Tareas requeridas -
1. Según el fragmento seleccionado, ¿cuál es el principal daño que ha causado el «virtuosismo de izquierdas»? Responda en una a tres oraciones.
2. Conteste brevemente a partir del fragmento seleccionado:
(a) ¿En nombre de qué se abandonan los partidos que se autoproclaman progresistas al sentimentalismo?
(b) ¿En qué se basan los sentimentalismos pseudocristianos que menciona el fragmento?
(c) ¿Qué hace creer el espejismo que se encuentra tras las expresiones de hipocresía?

Fragmento seleccionado -
◆ ◆ ◆
Y eso no es lo peor. Lo peor es contemplar cómo casi todos los partidos y organizaciones que se autoproclaman progresistas —y que cabría ver comprometidos en la propaganda y el ejercicio del odio, del resentimiento ante lo injusto— se encuentran abandonados, en nombre de esa misma retórica hueca de los derechos humanos, al más detestable de los sentimentalismos pseudocristianos basados en el amor y la comprensión recíprocas, que se concretan luego en vaporosas proclamaciones en favor de los buenos sentimientos y el diálogo. Los estragos de ese virtuosismo de izquierdas se hacen notar por doquier y entre ellos destaca el de haber desactivado en buena medida la capacidad de los desposeídos y los vejados para la desobediencia y la lucha. Tras esas expresiones mayúsculas de hipocresía, lo que hay es ese espejismo que hace creer que los derechos tienen existencia autónoma, que pueden vivir alimentándose de la pura «virtud».
◆ ◆ ◆
Material proporcionado -
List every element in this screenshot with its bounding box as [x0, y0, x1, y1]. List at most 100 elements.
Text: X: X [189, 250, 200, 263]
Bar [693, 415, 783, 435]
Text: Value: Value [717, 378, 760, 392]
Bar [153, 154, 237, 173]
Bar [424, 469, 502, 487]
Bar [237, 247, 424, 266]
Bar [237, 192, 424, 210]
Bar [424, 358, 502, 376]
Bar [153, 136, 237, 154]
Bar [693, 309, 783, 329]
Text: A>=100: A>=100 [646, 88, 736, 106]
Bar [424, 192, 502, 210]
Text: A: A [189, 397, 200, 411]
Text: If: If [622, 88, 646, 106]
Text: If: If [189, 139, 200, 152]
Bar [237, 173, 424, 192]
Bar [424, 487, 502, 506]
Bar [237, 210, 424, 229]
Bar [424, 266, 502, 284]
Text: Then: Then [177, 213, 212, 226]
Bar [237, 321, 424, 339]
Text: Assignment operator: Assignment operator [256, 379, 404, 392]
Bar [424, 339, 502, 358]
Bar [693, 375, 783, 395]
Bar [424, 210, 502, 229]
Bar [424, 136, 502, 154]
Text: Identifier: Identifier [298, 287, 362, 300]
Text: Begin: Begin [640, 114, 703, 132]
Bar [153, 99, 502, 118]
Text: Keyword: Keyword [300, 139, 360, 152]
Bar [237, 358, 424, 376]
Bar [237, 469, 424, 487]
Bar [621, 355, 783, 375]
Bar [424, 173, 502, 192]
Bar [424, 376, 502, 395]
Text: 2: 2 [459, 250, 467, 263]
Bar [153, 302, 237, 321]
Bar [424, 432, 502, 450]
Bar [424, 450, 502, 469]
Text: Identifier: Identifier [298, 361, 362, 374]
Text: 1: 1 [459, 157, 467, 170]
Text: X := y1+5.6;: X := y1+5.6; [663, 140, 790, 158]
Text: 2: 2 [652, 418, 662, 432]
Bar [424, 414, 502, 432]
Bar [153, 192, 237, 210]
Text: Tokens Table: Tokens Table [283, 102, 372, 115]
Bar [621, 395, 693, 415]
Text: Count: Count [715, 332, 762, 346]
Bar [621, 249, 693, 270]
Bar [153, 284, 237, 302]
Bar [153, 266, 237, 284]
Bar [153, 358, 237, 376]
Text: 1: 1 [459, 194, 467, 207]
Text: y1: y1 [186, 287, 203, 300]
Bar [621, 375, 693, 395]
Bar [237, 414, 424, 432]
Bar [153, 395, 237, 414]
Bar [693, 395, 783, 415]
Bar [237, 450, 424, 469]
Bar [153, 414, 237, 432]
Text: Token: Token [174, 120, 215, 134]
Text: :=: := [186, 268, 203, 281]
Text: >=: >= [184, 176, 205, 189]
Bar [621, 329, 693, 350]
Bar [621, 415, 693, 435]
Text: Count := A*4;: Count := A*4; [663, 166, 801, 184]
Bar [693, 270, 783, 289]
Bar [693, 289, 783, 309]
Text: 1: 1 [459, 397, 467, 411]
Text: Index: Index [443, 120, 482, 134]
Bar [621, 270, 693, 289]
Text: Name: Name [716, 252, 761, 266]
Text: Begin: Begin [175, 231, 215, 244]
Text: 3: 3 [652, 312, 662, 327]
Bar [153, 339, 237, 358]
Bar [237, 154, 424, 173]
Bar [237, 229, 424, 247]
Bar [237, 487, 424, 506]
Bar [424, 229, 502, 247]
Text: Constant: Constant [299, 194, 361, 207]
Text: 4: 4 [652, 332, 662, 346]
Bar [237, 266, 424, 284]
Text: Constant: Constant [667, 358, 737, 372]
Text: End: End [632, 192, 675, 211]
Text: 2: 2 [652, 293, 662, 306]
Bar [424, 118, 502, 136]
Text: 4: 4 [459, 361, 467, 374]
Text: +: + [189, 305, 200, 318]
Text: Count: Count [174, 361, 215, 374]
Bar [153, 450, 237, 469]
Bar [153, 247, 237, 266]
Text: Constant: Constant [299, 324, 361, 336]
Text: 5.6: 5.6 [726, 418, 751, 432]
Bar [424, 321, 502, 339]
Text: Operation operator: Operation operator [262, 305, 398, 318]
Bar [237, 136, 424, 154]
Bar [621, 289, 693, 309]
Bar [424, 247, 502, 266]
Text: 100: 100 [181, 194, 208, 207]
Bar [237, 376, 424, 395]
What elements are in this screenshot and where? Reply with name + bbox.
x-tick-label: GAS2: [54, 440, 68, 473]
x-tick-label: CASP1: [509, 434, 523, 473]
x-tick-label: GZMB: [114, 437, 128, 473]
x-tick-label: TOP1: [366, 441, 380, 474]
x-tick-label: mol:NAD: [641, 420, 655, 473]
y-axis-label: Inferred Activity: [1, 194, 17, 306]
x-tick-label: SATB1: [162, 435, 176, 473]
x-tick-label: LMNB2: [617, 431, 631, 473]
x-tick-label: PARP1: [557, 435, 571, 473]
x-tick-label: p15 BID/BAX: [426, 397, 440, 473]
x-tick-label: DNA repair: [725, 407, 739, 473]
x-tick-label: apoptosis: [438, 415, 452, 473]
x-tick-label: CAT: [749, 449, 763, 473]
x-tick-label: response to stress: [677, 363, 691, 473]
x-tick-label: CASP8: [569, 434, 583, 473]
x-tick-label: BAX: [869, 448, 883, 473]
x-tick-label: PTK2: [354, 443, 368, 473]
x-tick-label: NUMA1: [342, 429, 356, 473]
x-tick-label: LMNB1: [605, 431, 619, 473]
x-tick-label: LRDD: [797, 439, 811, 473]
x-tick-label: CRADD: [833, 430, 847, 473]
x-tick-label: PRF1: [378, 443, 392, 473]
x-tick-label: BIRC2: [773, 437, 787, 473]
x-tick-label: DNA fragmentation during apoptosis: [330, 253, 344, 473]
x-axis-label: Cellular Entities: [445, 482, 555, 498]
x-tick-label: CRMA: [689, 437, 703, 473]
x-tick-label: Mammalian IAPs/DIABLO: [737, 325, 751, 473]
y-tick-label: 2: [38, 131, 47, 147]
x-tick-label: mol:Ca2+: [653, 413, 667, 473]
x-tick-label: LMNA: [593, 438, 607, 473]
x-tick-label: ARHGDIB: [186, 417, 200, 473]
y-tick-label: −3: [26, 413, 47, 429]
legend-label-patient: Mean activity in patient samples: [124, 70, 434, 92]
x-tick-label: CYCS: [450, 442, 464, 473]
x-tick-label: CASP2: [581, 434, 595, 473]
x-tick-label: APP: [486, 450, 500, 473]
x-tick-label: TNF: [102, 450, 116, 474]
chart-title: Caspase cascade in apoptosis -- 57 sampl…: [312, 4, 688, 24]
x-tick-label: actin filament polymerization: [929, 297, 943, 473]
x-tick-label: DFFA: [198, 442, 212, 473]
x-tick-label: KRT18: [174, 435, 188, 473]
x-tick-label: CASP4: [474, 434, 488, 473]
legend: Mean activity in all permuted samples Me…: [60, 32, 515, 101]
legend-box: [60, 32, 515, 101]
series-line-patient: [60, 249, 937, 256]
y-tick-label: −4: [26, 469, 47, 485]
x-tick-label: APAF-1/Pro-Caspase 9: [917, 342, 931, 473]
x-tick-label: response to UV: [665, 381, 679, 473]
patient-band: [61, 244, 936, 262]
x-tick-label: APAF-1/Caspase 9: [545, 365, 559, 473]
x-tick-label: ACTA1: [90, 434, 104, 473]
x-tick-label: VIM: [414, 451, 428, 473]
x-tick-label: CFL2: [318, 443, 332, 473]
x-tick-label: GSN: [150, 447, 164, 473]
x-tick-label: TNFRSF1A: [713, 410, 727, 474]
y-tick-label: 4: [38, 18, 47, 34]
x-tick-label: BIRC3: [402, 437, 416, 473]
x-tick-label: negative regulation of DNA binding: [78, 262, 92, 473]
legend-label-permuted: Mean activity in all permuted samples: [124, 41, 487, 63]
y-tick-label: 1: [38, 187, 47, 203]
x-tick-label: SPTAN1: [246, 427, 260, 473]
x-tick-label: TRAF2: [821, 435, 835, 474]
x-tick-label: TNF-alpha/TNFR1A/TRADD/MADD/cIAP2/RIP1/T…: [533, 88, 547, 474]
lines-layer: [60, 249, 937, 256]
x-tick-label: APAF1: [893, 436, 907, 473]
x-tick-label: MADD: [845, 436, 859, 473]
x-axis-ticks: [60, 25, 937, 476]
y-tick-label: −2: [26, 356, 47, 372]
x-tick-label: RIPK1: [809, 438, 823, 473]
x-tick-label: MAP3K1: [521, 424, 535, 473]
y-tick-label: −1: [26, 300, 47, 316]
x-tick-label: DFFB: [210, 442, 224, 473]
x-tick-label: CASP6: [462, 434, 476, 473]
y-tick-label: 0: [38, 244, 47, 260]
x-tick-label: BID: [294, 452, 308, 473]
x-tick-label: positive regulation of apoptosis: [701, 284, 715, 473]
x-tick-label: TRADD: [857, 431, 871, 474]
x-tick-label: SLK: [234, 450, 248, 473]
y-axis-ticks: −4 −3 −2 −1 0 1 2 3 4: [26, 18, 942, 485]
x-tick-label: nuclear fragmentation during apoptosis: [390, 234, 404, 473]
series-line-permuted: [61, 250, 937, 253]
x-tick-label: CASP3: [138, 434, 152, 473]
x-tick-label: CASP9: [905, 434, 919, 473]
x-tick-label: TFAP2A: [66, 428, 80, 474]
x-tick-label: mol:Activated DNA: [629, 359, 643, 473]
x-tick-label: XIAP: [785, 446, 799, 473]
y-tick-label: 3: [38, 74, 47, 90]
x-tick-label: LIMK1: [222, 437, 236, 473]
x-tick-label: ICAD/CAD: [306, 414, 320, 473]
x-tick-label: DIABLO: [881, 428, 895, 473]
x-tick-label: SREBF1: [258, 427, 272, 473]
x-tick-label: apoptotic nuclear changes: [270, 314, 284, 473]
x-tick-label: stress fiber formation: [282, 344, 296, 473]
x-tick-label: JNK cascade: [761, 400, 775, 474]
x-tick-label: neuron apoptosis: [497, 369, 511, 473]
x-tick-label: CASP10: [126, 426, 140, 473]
◆ ◆ ◆
Soluciones del ejercicio -
1. Entre sus estragos destaca haber desactivado en buena medida la capacidad de los desposeídos y los vejados para la desobediencia y la lucha.

2.
(a) En nombre de la retórica hueca de los derechos humanos.
(b) En el amor y la comprensión recíprocas.
(c) Que los derechos tienen existencia autónoma y que pueden vivir alimentándose de la pura «virtud».